>> Begin

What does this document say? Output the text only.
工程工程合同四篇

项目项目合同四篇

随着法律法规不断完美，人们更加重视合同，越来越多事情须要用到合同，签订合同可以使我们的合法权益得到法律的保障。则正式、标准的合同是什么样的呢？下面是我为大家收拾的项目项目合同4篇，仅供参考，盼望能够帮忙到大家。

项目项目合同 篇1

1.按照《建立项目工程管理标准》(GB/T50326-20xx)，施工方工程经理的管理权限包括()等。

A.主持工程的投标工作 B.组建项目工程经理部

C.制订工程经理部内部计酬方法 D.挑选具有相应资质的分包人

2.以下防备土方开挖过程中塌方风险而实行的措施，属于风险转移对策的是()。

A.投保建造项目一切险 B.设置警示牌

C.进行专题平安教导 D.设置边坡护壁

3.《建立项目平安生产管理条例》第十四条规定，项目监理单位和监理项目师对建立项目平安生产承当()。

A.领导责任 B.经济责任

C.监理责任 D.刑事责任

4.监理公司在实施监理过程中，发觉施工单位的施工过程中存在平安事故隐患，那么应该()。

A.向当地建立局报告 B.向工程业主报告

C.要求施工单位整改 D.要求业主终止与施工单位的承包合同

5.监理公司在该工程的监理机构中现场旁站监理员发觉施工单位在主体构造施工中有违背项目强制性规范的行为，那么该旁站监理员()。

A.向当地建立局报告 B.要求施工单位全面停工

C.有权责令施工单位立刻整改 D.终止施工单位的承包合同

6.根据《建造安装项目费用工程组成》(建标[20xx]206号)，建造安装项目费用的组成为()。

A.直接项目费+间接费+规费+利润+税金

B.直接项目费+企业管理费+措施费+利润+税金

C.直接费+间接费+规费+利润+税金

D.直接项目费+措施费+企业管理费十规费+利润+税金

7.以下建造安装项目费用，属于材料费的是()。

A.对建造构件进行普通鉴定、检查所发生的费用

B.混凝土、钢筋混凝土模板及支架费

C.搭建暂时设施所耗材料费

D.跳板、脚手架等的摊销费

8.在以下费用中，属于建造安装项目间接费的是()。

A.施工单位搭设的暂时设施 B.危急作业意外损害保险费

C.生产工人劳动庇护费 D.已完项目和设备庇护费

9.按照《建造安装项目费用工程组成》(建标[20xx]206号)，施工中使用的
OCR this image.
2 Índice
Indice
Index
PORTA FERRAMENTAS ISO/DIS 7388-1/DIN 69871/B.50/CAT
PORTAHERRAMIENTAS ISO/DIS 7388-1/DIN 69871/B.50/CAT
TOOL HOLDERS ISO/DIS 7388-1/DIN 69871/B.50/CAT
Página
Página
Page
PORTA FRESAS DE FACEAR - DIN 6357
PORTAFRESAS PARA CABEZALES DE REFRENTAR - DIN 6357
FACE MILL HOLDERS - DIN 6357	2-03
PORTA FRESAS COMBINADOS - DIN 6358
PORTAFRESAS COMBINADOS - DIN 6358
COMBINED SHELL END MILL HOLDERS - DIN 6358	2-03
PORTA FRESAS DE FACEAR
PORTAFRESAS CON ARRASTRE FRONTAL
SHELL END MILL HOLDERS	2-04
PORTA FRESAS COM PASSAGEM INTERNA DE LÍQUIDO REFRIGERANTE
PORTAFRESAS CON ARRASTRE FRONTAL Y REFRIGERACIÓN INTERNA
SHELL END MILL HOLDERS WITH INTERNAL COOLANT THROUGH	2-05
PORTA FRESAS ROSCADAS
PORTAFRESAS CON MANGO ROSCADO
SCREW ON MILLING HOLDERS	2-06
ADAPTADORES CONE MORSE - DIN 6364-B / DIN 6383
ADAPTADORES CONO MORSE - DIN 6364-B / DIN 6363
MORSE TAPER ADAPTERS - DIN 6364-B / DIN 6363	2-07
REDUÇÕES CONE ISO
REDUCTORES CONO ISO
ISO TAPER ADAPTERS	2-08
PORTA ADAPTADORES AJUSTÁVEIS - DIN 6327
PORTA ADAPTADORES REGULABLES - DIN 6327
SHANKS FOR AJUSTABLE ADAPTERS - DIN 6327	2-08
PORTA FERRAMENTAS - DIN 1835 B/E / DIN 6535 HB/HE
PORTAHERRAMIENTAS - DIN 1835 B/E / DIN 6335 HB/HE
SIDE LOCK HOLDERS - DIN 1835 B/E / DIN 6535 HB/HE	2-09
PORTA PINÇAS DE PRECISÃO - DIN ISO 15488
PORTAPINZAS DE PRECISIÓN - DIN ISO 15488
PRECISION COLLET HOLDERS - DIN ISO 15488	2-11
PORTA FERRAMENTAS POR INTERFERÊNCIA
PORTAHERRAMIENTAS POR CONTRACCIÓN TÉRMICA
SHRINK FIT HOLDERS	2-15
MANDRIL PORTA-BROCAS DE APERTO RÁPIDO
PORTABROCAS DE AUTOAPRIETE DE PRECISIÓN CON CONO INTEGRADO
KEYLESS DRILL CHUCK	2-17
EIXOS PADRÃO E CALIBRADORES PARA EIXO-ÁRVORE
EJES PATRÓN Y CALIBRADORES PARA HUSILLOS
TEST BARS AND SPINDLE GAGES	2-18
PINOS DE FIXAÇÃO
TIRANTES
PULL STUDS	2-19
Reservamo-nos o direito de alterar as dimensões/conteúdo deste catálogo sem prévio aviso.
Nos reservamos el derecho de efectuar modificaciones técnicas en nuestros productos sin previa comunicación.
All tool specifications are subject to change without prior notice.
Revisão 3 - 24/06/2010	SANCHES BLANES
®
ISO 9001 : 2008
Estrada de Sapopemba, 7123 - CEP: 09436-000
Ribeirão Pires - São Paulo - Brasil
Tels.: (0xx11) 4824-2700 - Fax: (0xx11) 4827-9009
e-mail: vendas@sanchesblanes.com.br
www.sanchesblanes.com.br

>> End

• Problem details:
Return each entry from above without altering a single character.

• The response:
What does this document say? Output the text only.
工程工程合同四篇

项目项目合同四篇

随着法律法规不断完美，人们更加重视合同，越来越多事情须要用到合同，签订合同可以使我们的合法权益得到法律的保障。则正式、标准的合同是什么样的呢？下面是我为大家收拾的项目项目合同4篇，仅供参考，盼望能够帮忙到大家。

项目项目合同 篇1

1.按照《建立项目工程管理标准》(GB/T50326-20xx)，施工方工程经理的管理权限包括()等。

A.主持工程的投标工作 B.组建项目工程经理部

C.制订工程经理部内部计酬方法 D.挑选具有相应资质的分包人

2.以下防备土方开挖过程中塌方风险而实行的措施，属于风险转移对策的是()。

A.投保建造项目一切险 B.设置警示牌

C.进行专题平安教导 D.设置边坡护壁

3.《建立项目平安生产管理条例》第十四条规定，项目监理单位和监理项目师对建立项目平安生产承当()。

A.领导责任 B.经济责任

C.监理责任 D.刑事责任

4.监理公司在实施监理过程中，发觉施工单位的施工过程中存在平安事故隐患，那么应该()。

A.向当地建立局报告 B.向工程业主报告

C.要求施工单位整改 D.要求业主终止与施工单位的承包合同

5.监理公司在该工程的监理机构中现场旁站监理员发觉施工单位在主体构造施工中有违背项目强制性规范的行为，那么该旁站监理员()。

A.向当地建立局报告 B.要求施工单位全面停工

C.有权责令施工单位立刻整改 D.终止施工单位的承包合同

6.根据《建造安装项目费用工程组成》(建标[20xx]206号)，建造安装项目费用的组成为()。

A.直接项目费+间接费+规费+利润+税金

B.直接项目费+企业管理费+措施费+利润+税金

C.直接费+间接费+规费+利润+税金

D.直接项目费+措施费+企业管理费十规费+利润+税金

7.以下建造安装项目费用，属于材料费的是()。

A.对建造构件进行普通鉴定、检查所发生的费用

B.混凝土、钢筋混凝土模板及支架费

C.搭建暂时设施所耗材料费

D.跳板、脚手架等的摊销费

8.在以下费用中，属于建造安装项目间接费的是()。

A.施工单位搭设的暂时设施 B.危急作业意外损害保险费

C.生产工人劳动庇护费 D.已完项目和设备庇护费

9.按照《建造安装项目费用工程组成》(建标[20xx]206号)，施工中使用的
OCR this image.
2 Índice
Indice
Index
PORTA FERRAMENTAS ISO/DIS 7388-1/DIN 69871/B.50/CAT
PORTAHERRAMIENTAS ISO/DIS 7388-1/DIN 69871/B.50/CAT
TOOL HOLDERS ISO/DIS 7388-1/DIN 69871/B.50/CAT
Página
Página
Page
PORTA FRESAS DE FACEAR - DIN 6357
PORTAFRESAS PARA CABEZALES DE REFRENTAR - DIN 6357
FACE MILL HOLDERS - DIN 6357	2-03
PORTA FRESAS COMBINADOS - DIN 6358
PORTAFRESAS COMBINADOS - DIN 6358
COMBINED SHELL END MILL HOLDERS - DIN 6358	2-03
PORTA FRESAS DE FACEAR
PORTAFRESAS CON ARRASTRE FRONTAL
SHELL END MILL HOLDERS	2-04
PORTA FRESAS COM PASSAGEM INTERNA DE LÍQUIDO REFRIGERANTE
PORTAFRESAS CON ARRASTRE FRONTAL Y REFRIGERACIÓN INTERNA
SHELL END MILL HOLDERS WITH INTERNAL COOLANT THROUGH	2-05
PORTA FRESAS ROSCADAS
PORTAFRESAS CON MANGO ROSCADO
SCREW ON MILLING HOLDERS	2-06
ADAPTADORES CONE MORSE - DIN 6364-B / DIN 6383
ADAPTADORES CONO MORSE - DIN 6364-B / DIN 6363
MORSE TAPER ADAPTERS - DIN 6364-B / DIN 6363	2-07
REDUÇÕES CONE ISO
REDUCTORES CONO ISO
ISO TAPER ADAPTERS	2-08
PORTA ADAPTADORES AJUSTÁVEIS - DIN 6327
PORTA ADAPTADORES REGULABLES - DIN 6327
SHANKS FOR AJUSTABLE ADAPTERS - DIN 6327	2-08
PORTA FERRAMENTAS - DIN 1835 B/E / DIN 6535 HB/HE
PORTAHERRAMIENTAS - DIN 1835 B/E / DIN 6335 HB/HE
SIDE LOCK HOLDERS - DIN 1835 B/E / DIN 6535 HB/HE	2-09
PORTA PINÇAS DE PRECISÃO - DIN ISO 15488
PORTAPINZAS DE PRECISIÓN - DIN ISO 15488
PRECISION COLLET HOLDERS - DIN ISO 15488	2-11
PORTA FERRAMENTAS POR INTERFERÊNCIA
PORTAHERRAMIENTAS POR CONTRACCIÓN TÉRMICA
SHRINK FIT HOLDERS	2-15
MANDRIL PORTA-BROCAS DE APERTO RÁPIDO
PORTABROCAS DE AUTOAPRIETE DE PRECISIÓN CON CONO INTEGRADO
KEYLESS DRILL CHUCK	2-17
EIXOS PADRÃO E CALIBRADORES PARA EIXO-ÁRVORE
EJES PATRÓN Y CALIBRADORES PARA HUSILLOS
TEST BARS AND SPINDLE GAGES	2-18
PINOS DE FIXAÇÃO
TIRANTES
PULL STUDS	2-19
Reservamo-nos o direito de alterar as dimensões/conteúdo deste catálogo sem prévio aviso.
Nos reservamos el derecho de efectuar modificaciones técnicas en nuestros productos sin previa comunicación.
All tool specifications are subject to change without prior notice.
Revisão 3 - 24/06/2010	SANCHES BLANES
®
ISO 9001 : 2008
Estrada de Sapopemba, 7123 - CEP: 09436-000
Ribeirão Pires - São Paulo - Brasil
Tels.: (0xx11) 4824-2700 - Fax: (0xx11) 4827-9009
e-mail: vendas@sanchesblanes.com.br
www.sanchesblanes.com.br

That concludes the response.